## PROBLEM STATEMENT
Answer these questions from the report on the Court of Appeal CIL judgment:
1. What amount of CIL did the Council's notice say the revised development was liable to?
2. Which judge gave the lead judgment in the Court of Appeal?
3. From what date was Reg 40 of the CIL Regs amended?

## EXERCISE PASSAGE
----

Home > News > First Court of Appeal judgment on Community Infrastructure Levy Regulations

R (Giordano Ltd) v London Borough of Camden [2019] EWCA Civ 1544

The Court of Appeal has for the first time considered the interpretation of the Community Infrastructure Levy Regulations 2010 (the CIL Regs). Overturning Lang J at first instance, the Court of Appeal held that the Appellant, Giordano Ltd, was entitled to a 100% reduction on the amount of CIL that would have been payable under reg 40(7)(ii) of the CIL Regs.

The Appellant had a planning permission from 2011 for the change of use of three floors of a building in Central London to six flats (C3 residential use), on which no CIL was payable because it pre-dated the introduction of any charging schedule by the Council or the London Mayor. The 2011 permission was implemented by the carrying out of external works but the building was not physically adapted for residential use. The Appellant then sought planning permission for an alternative scheme of three larger flats, each occupying a whole floor, and that permission was granted in 2017. However, the Council then served a notice that the revised development was liable to in £547,419 in CIL. The Appellant argued that the whole development qualified for a credit pursuant to reg 40(7)(ii) of the CIL Regs because the use of the entire building under the revised scheme was one that was “able to be carried on lawfully and permanently without further planning permission” on the day before the 2017 permission was granted. The Council refused to accept that argument, arguing that a building would only qualify for credit under reg 40(7)(ii) where it was already physically adapted for the relevant use – the proposed use must be its existing “lawful use”. Following a claim for judicial review, Lang J agreed with the Council.

The Court of Appeal disagreed, and accepted the Appellant’s argument that on its true construction, reg 40(7)(ii) required no more than that the part of the building in respect of which credit was claimed could be lawfully used for the proposed use, with no requirement of physical adaptation or current lawful use. Per Lindblom LJ, giving the lead judgment:

  1. The equivalence of use required is between “the intended use” and “a use that is able to be carried on lawfully and permanently without further planning permission”. The language is somewhat cumbersome. But in this context the natural and ordinary meaning of the expression “a use that is able to be carried on lawfully and permanently without further planning permission”, when construed as a whole, is in my opinion clear. It is that on the relevant day, without any further planning permission having to be obtained, the use in question, together with any necessary physical works to the building, would be lawful, and that it would not be merely a temporary use.

Reg 40 of the CIL Regs has been amended with effect from 1 September 2019 but the wording of reg 40(7)(ii) is replication in para 1 of the Schedule, to which the new Reg 40 gives effect, so the court’s conclusions will be equally applicable to the amended CIL scheme. The judgment will also be of wider interest as the first time the Court of Appeal has considered the construction of the CIL Regs, confirming a straightforward approach to their construction and deprecating the importation of concepts from other branches of planning law without good reason.

Tim Buley QC acted for the successful Appellant.

----

Items listed in a dataset
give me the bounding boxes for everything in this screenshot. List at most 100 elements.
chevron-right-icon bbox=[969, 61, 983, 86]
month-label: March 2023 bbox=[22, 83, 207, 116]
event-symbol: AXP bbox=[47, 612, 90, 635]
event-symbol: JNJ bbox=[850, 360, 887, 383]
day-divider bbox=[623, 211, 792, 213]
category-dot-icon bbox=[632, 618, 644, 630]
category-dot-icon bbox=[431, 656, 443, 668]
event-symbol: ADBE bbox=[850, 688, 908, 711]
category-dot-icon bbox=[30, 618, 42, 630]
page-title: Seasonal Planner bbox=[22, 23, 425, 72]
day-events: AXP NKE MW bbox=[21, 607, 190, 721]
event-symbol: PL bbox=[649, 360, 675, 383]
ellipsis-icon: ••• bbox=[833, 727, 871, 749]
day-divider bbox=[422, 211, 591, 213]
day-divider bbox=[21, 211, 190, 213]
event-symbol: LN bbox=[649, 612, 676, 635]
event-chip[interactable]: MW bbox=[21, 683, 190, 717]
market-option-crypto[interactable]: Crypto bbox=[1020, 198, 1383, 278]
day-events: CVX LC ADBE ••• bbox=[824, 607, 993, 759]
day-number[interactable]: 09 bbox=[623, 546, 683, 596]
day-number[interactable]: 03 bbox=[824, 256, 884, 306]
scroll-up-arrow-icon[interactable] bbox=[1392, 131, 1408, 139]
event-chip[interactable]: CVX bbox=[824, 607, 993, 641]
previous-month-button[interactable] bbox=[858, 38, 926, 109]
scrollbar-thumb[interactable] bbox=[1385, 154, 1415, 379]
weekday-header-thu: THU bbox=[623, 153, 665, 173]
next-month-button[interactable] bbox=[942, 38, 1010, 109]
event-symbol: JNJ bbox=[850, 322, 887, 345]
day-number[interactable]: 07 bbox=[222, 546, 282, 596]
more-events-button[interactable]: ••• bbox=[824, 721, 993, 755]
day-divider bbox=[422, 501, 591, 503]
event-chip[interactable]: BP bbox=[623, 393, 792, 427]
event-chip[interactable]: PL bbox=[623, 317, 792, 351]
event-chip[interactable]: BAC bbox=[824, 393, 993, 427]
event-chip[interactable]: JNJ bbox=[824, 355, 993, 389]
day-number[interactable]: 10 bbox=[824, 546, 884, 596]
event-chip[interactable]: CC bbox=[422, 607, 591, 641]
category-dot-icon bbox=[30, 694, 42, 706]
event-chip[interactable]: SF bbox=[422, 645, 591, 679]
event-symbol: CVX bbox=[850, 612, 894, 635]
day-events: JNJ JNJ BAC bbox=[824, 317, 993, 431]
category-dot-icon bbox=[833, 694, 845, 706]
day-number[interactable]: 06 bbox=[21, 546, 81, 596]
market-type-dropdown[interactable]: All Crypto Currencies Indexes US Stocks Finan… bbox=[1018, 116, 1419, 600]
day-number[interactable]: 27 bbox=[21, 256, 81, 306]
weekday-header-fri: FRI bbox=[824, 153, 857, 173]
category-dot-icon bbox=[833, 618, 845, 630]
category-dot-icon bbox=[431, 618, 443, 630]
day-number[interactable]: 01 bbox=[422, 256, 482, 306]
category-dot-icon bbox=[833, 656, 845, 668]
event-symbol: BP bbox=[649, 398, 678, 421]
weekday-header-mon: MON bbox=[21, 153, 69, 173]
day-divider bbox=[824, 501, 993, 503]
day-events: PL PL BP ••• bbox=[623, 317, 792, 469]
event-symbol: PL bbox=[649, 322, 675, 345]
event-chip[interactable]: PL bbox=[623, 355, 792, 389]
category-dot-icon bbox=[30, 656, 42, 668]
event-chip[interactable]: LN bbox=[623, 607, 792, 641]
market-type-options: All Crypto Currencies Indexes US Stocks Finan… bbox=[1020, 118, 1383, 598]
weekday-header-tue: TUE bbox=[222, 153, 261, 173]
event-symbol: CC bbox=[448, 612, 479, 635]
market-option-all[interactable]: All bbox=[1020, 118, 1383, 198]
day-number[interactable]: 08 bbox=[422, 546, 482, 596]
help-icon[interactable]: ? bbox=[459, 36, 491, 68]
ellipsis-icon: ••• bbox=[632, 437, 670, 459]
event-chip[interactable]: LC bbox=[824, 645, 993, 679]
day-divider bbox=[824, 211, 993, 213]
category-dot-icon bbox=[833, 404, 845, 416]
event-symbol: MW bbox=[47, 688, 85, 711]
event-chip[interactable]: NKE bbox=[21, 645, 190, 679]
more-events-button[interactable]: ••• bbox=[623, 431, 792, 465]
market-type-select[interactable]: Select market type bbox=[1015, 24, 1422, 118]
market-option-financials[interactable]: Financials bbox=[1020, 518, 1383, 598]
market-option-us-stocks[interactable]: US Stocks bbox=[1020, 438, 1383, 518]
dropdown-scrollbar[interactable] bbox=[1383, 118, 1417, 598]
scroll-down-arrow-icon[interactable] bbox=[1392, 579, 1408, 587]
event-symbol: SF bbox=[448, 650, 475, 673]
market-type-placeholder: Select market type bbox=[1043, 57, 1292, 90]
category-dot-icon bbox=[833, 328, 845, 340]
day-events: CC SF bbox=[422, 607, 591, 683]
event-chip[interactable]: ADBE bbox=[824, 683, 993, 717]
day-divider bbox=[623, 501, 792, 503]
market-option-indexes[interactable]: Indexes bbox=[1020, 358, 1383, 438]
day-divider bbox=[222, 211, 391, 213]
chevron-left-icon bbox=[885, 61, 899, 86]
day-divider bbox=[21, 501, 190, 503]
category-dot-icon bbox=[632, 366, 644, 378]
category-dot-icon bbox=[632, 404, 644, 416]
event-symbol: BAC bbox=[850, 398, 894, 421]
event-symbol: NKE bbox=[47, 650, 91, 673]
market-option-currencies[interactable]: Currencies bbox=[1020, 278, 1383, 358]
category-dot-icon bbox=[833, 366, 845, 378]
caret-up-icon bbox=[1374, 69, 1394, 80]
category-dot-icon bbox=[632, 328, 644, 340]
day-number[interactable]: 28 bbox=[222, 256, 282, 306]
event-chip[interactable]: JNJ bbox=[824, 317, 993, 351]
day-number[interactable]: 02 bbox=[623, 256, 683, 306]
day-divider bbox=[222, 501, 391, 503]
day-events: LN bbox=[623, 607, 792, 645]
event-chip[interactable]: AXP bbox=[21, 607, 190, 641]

----

## RESPONSE TO THIS EXERCISE
1. £547,419
2. Lindblom LJ
3. 1 September 2019